▶ _REQUEST_
Write out the records word for word, with no pictures.

▶ _EXERCISE INPUTS_
▬▬▬

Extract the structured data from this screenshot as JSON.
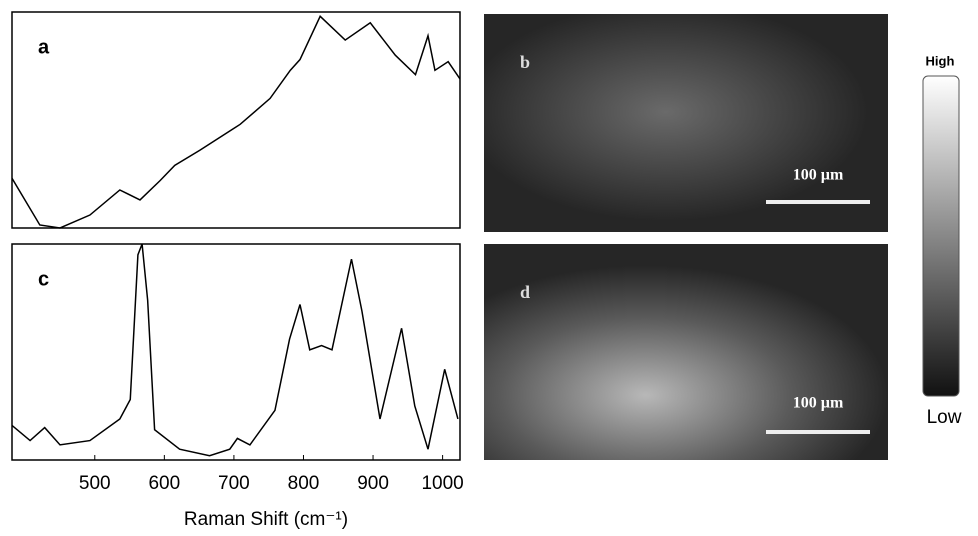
{
  "chart_data": [
    {
      "type": "line",
      "panel_label": "a",
      "xlim": [
        381,
        1025
      ],
      "ylim": [
        0,
        100
      ],
      "x": [
        381,
        421,
        450,
        493,
        536,
        565,
        594,
        615,
        651,
        709,
        752,
        781,
        795,
        824,
        860,
        896,
        932,
        961,
        979,
        989,
        1008,
        1025
      ],
      "series": [
        {
          "color": "#000000",
          "values": [
            23,
            1.4,
            0,
            6,
            17.6,
            13,
            22,
            29,
            36,
            48,
            60,
            73,
            78,
            98,
            87,
            95,
            80,
            71,
            89,
            73,
            77,
            69
          ]
        }
      ]
    },
    {
      "type": "line",
      "panel_label": "c",
      "xlim": [
        381,
        1025
      ],
      "ylim": [
        0,
        100
      ],
      "x_label": "Raman Shift (cm⁻¹)",
      "xticks": [
        500,
        600,
        700,
        800,
        900,
        1000
      ],
      "x": [
        381,
        407,
        428,
        450,
        493,
        536,
        551,
        562,
        568,
        576,
        586,
        622,
        665,
        694,
        705,
        723,
        759,
        780,
        795,
        809,
        826,
        841,
        869,
        884,
        910,
        941,
        960,
        979,
        1003,
        1022
      ],
      "series": [
        {
          "color": "#000000",
          "values": [
            16,
            9,
            15,
            7,
            9,
            19,
            28,
            95,
            100,
            74,
            14,
            5,
            2,
            5,
            10,
            7,
            23,
            56,
            72,
            51,
            53,
            51,
            93,
            69,
            19,
            61,
            25,
            5,
            42,
            19
          ]
        }
      ]
    }
  ],
  "images": [
    {
      "label": "b",
      "scale_bar": "100 µm"
    },
    {
      "label": "d",
      "scale_bar": "100 µm"
    }
  ],
  "colorbar": {
    "high": "High",
    "low": "Low"
  }
}
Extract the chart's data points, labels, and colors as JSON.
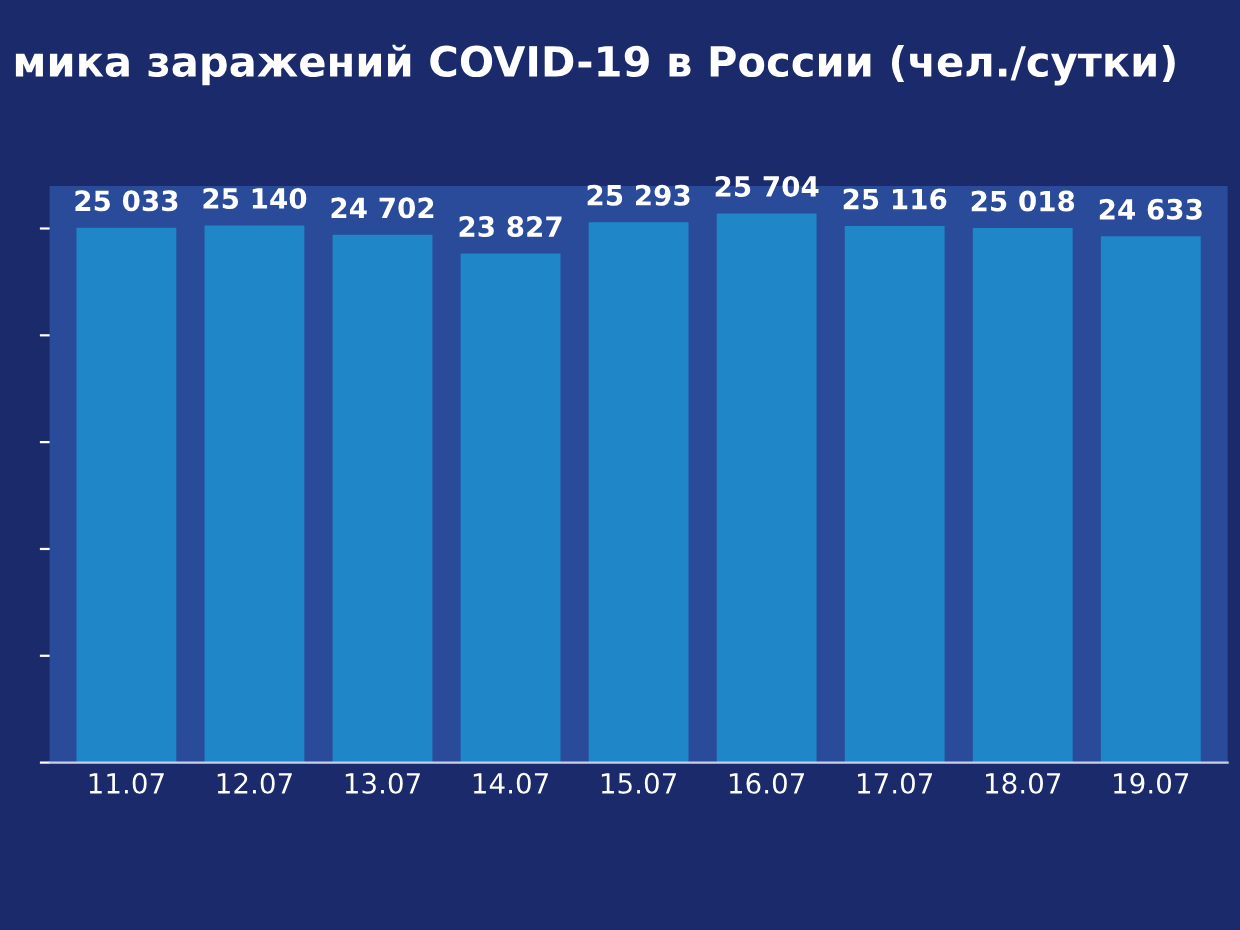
{
  "chart_data": {
    "type": "bar",
    "title": "мика заражений COVID-19 в России (чел./сутки)",
    "categories": [
      "11.07",
      "12.07",
      "13.07",
      "14.07",
      "15.07",
      "16.07",
      "17.07",
      "18.07",
      "19.07"
    ],
    "values": [
      25033,
      25140,
      24702,
      23827,
      25293,
      25704,
      25116,
      25018,
      24633
    ],
    "value_labels": [
      "25 033",
      "25 140",
      "24 702",
      "23 827",
      "25 293",
      "25 704",
      "25 116",
      "25 018",
      "24 633"
    ],
    "color": "#1f86c8",
    "tick_labels": "x",
    "grid": false
  }
}
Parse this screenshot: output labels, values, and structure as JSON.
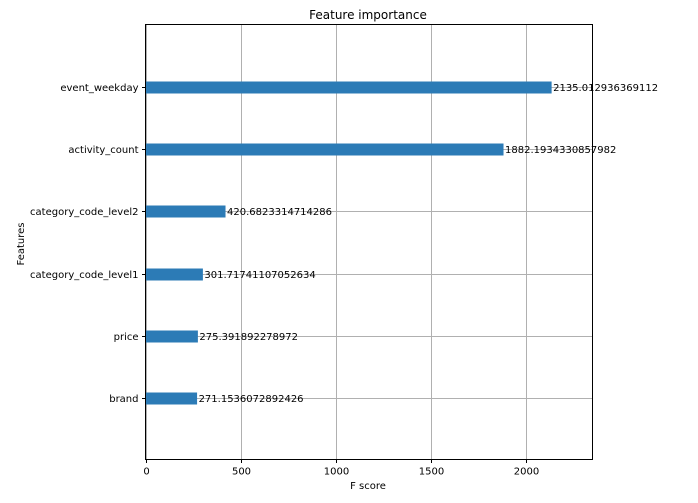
{
  "chart_data": {
    "type": "bar",
    "orientation": "horizontal",
    "title": "Feature importance",
    "xlabel": "F score",
    "ylabel": "Features",
    "categories": [
      "brand",
      "price",
      "category_code_level1",
      "category_code_level2",
      "activity_count",
      "event_weekday"
    ],
    "values": [
      271.1536072892426,
      275.391892278972,
      301.71741107052634,
      420.6823314714286,
      1882.1934330857982,
      2135.012936369112
    ],
    "data_labels": [
      "271.1536072892426",
      "275.391892278972",
      "301.71741107052634",
      "420.6823314714286",
      "1882.1934330857982",
      "2135.012936369112"
    ],
    "xlim": [
      0,
      2350
    ],
    "xticks": [
      0,
      500,
      1000,
      1500,
      2000
    ],
    "xtick_labels": [
      "0",
      "500",
      "1000",
      "1500",
      "2000"
    ],
    "grid": true,
    "bar_color": "#2c7bb6"
  }
}
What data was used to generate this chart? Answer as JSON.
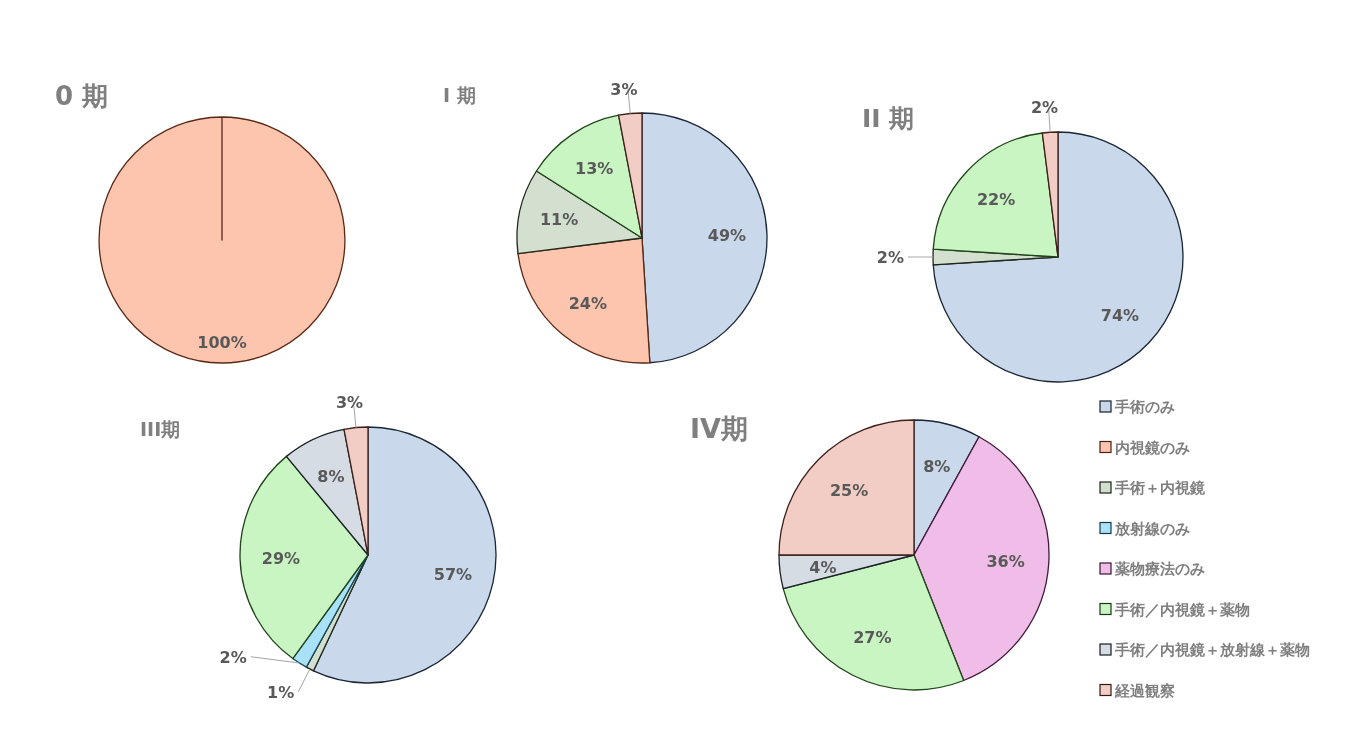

▬▬▬

▶ _RESULT FOR THIS TASK_
Extract the structured data from this screenshot as JSON.
{
  "chart_data": [
    {
      "type": "line",
      "panel_label": "a",
      "xlim": [
        381,
        1025
      ],
      "ylim": [
        0,
        100
      ],
      "x": [
        381,
        421,
        450,
        493,
        536,
        565,
        594,
        615,
        651,
        709,
        752,
        781,
        795,
        824,
        860,
        896,
        932,
        961,
        979,
        989,
        1008,
        1025
      ],
      "series": [
        {
          "color": "#000000",
          "values": [
            23,
            1.4,
            0,
            6,
            17.6,
            13,
            22,
            29,
            36,
            48,
            60,
            73,
            78,
            98,
            87,
            95,
            80,
            71,
            89,
            73,
            77,
            69
          ]
        }
      ]
    },
    {
      "type": "line",
      "panel_label": "c",
      "xlim": [
        381,
        1025
      ],
      "ylim": [
        0,
        100
      ],
      "x_label": "Raman Shift (cm⁻¹)",
      "xticks": [
        500,
        600,
        700,
        800,
        900,
        1000
      ],
      "x": [
        381,
        407,
        428,
        450,
        493,
        536,
        551,
        562,
        568,
        576,
        586,
        622,
        665,
        694,
        705,
        723,
        759,
        780,
        795,
        809,
        826,
        841,
        869,
        884,
        910,
        941,
        960,
        979,
        1003,
        1022
      ],
      "series": [
        {
          "color": "#000000",
          "values": [
            16,
            9,
            15,
            7,
            9,
            19,
            28,
            95,
            100,
            74,
            14,
            5,
            2,
            5,
            10,
            7,
            23,
            56,
            72,
            51,
            53,
            51,
            93,
            69,
            19,
            61,
            25,
            5,
            42,
            19
          ]
        }
      ]
    }
  ],
  "images": [
    {
      "label": "b",
      "scale_bar": "100 µm"
    },
    {
      "label": "d",
      "scale_bar": "100 µm"
    }
  ],
  "colorbar": {
    "high": "High",
    "low": "Low"
  }
}
Extract the chart's data points, labels, and colors as JSON.
{
  "chart_data": {
    "type": "bar",
    "title": "мика заражений COVID-19 в России (чел./сутки)",
    "categories": [
      "11.07",
      "12.07",
      "13.07",
      "14.07",
      "15.07",
      "16.07",
      "17.07",
      "18.07",
      "19.07"
    ],
    "values": [
      25033,
      25140,
      24702,
      23827,
      25293,
      25704,
      25116,
      25018,
      24633
    ],
    "value_labels": [
      "25 033",
      "25 140",
      "24 702",
      "23 827",
      "25 293",
      "25 704",
      "25 116",
      "25 018",
      "24 633"
    ],
    "color": "#1f86c8",
    "tick_labels": "x",
    "grid": false
  }
}
Parse this screenshot: output labels, values, and structure as JSON.
{
  "chart_data": {
    "type": "bar",
    "orientation": "horizontal",
    "title": "Feature importance",
    "xlabel": "F score",
    "ylabel": "Features",
    "categories": [
      "brand",
      "price",
      "category_code_level1",
      "category_code_level2",
      "activity_count",
      "event_weekday"
    ],
    "values": [
      271.1536072892426,
      275.391892278972,
      301.71741107052634,
      420.6823314714286,
      1882.1934330857982,
      2135.012936369112
    ],
    "data_labels": [
      "271.1536072892426",
      "275.391892278972",
      "301.71741107052634",
      "420.6823314714286",
      "1882.1934330857982",
      "2135.012936369112"
    ],
    "xlim": [
      0,
      2350
    ],
    "xticks": [
      0,
      500,
      1000,
      1500,
      2000
    ],
    "xtick_labels": [
      "0",
      "500",
      "1000",
      "1500",
      "2000"
    ],
    "grid": true,
    "bar_color": "#2c7bb6"
  }
}
What data was used to generate this chart? Answer as JSON.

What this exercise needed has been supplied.